TASK BRIEF:
Make an exact copy of the entries below.

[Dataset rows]

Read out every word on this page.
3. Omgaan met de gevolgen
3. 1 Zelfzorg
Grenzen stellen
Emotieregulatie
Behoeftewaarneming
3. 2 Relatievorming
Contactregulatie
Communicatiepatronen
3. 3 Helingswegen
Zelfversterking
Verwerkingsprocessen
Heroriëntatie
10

ANSWER FOR THIS EXERCISE:
Read out every word on this page.
3. Omgaan met de gevolgen
3. 1 Zelfzorg
Grenzen stellen
Emotieregulatie
Behoeftewaarneming
3. 2 Relatievorming
Contactregulatie
Communicatiepatronen
3. 3 Helingswegen
Zelfversterking
Verwerkingsprocessen
Heroriëntatie
10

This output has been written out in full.